_INSTRUCTION_
Gather up the lines that contain "grades".

_PROVIDED MATERIAL_
[BEGIN]

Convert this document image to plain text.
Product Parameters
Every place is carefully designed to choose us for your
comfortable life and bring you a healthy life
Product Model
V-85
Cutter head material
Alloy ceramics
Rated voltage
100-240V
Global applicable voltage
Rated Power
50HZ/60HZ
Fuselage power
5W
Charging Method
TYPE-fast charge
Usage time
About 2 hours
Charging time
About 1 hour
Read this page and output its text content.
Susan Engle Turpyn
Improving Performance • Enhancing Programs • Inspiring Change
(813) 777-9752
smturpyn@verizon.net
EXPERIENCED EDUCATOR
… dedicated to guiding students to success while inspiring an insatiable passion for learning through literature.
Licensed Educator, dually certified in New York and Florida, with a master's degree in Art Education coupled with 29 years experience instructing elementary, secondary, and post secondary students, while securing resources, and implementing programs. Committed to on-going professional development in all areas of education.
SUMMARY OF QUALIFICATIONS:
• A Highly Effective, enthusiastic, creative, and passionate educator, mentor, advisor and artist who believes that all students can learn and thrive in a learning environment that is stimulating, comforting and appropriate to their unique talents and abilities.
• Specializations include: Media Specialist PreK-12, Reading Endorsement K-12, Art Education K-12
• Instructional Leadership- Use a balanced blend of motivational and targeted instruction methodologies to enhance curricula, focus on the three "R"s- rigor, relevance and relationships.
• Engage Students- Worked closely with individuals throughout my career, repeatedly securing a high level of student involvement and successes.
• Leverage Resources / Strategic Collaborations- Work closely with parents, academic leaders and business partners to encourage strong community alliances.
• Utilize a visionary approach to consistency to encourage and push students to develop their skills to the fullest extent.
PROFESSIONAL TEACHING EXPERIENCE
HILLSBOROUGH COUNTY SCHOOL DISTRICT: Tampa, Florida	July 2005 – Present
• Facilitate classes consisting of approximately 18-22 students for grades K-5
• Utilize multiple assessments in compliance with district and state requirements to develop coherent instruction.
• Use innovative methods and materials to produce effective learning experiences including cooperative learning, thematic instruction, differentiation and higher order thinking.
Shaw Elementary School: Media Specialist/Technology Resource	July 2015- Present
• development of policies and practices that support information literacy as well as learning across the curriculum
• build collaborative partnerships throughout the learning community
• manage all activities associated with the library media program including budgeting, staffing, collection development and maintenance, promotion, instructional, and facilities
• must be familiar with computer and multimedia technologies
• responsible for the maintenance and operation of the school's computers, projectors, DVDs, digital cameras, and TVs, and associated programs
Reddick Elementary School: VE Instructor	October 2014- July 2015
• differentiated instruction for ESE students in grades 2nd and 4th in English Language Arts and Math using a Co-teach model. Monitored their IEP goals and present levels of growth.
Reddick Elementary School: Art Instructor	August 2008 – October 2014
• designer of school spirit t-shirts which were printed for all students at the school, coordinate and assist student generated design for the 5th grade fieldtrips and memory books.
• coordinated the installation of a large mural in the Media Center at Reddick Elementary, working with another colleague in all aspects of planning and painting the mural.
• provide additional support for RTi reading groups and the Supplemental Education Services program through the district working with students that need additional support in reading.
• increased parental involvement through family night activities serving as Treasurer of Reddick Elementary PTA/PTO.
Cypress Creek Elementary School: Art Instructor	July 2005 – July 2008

[END]

_ANSWER TO THIS TASK_
• Facilitate classes consisting of approximately 18-22 students for grades K-5
• differentiated instruction for ESE students in grades 2nd and 4th in English Language Arts and Math using a Co-teach model. Monitored their IEP goals and present levels of growth.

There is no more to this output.